#### PROVIDED TEXT ####

Human rights is now a mandatory topic for all solicitors.
Within the UK the rights of citizens to seek redress for unfairness by 'public authorities', including courts, tribunals, local government and others which perform public functions, will soon be strengthened.
The rights of all -- not just individuals but also limited companies, shareholders and directors -- to fair, public and timely hearings of the determination of their civil rights, and of any criminal charges brought against them, is set to become clearly defined.
This is because the Human Rights Act 1998, which is scheduled to come into force by mid-2000, will make the European Convention for the Protection of Human Rights and Fundamental Freedoms part of UK law (it has already, post-devolution, come into effect in Wales).
The jurisprudence of the European Court of Human Rights will then become relevant to all who practise in the UK.
Solicitors will need, at the very least, an awareness of the fact that Strasbourg interpretations of what is acceptable behaviour will apply to just about every area of legal activity.
These interpretations will take in: the rights to life, liberty and person, access to justice and a fair trial, freedom of expression, privacy, education, and the enjoyment of property.
Solicitors will need to appreciate some of the finer points of European law.
For example, they will need an understanding of 'proportionality' and its linkage with the principle of 'the margin of appreciation'.
'Proportionality' in this context requires a reasonable relationship between the objective and the means used to achieve it.
So the effect of upholding a right must be weighed against the freedoms that may be disturbed as a result.
The 'margin of appreciation' is the leeway given by the European Court to courts of member states in determining what is necessary to protect reasonable rights written into their domestic legal systems.
These concepts are novel even to those solicitors who are expe rienced UK litigators and further underlines the importance of getting up to speed in good time.

#### RECORD LIST ####

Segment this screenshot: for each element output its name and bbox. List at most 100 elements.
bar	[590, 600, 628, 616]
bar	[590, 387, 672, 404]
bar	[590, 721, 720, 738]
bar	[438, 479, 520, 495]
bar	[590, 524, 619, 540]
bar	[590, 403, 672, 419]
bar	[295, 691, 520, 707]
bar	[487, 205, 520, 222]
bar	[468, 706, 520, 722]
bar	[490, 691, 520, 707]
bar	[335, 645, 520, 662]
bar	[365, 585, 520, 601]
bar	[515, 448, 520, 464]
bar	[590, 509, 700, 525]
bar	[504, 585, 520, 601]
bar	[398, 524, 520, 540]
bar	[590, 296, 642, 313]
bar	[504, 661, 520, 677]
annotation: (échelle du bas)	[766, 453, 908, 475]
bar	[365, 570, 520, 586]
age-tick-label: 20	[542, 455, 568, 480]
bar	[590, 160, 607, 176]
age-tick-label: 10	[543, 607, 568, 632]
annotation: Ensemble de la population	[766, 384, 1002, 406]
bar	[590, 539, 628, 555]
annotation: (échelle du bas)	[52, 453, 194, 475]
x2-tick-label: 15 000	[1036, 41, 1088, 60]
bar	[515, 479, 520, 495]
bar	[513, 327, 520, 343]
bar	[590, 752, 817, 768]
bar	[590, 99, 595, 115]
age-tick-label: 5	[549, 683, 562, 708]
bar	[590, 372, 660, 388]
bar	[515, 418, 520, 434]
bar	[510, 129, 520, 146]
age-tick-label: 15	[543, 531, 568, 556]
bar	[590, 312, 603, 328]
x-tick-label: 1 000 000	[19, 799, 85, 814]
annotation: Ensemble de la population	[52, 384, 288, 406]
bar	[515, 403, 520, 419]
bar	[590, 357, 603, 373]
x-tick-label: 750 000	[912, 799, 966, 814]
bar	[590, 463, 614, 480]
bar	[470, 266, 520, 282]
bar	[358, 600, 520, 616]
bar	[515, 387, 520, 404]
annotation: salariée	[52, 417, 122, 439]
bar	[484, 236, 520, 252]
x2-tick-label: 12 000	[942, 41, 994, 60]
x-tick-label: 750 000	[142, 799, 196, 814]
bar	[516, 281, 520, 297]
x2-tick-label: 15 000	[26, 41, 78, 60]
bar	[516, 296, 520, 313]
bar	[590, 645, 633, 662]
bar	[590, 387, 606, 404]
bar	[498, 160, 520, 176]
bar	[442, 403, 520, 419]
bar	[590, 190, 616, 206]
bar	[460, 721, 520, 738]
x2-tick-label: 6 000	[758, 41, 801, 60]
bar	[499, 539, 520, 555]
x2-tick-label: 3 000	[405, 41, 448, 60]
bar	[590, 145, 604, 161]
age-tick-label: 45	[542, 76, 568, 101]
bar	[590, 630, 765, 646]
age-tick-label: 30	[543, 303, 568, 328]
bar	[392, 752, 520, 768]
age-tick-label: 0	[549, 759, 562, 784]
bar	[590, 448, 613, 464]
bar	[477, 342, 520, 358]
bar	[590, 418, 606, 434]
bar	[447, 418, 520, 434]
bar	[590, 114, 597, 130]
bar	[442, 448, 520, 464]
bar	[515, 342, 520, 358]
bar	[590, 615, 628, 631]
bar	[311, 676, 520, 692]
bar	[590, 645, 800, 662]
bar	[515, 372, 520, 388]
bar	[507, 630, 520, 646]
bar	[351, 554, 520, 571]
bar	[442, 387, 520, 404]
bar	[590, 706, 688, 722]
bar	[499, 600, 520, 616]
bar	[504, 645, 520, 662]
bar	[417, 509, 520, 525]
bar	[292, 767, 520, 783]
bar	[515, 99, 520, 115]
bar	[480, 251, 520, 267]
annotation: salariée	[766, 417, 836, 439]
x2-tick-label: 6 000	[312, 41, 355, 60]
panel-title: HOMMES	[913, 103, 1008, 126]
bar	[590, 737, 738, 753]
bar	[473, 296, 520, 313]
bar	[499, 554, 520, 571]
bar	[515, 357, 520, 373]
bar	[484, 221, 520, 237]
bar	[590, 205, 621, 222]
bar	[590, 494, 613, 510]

####

- _SET PROBLEM_: Extend the passage on solicitors and the Human Rights Act 1998, picking up after its last sentence. The material above comes from a separate source.

- _ANSWER FOR THIS EXERCISE_:
Let there be no mistake: this raft of European-defined rights will impinge not only on the behaviour of public authorities, the courts and tribunals, but also on disputes regarding contract, commercial and insurance matters, personal injury, matrimonial, welfare, disability, property, employment, defamation, privacy, tax and criminal law.
That is why the Law Society has created a Human Rights Act task force and why it is not inappropriate for me, as someone who is not best known as a human rights campaigner, to chair it.
The purpose of the task force is to ensure as far as possible that all solicitors are aware that for the first time as a matter of UK law, their clients will have certain minimum, fundamental human rights which, as legal advisors, they will have a duty to uphold.
It is not sufficient for this awareness to be confined to those already at the 'sharp end' of human rights law.
And even those solicitors who are already well up on the fundamental rights aspects of their particular specialism will need to appreciate the wider application to every area of legal work.
This should not be seen as an additional burden on solicitors as they grapple with an ever-changing and demanding legal landscape.
Instead, it should be viewed as an opportunity for solicitors who are the main gateway to justice, and enablers of commerce, to be seen in the vanguard of these newly-defined rights which will, it is estimated, create up to 5% additional litigation as well as other extra legal work.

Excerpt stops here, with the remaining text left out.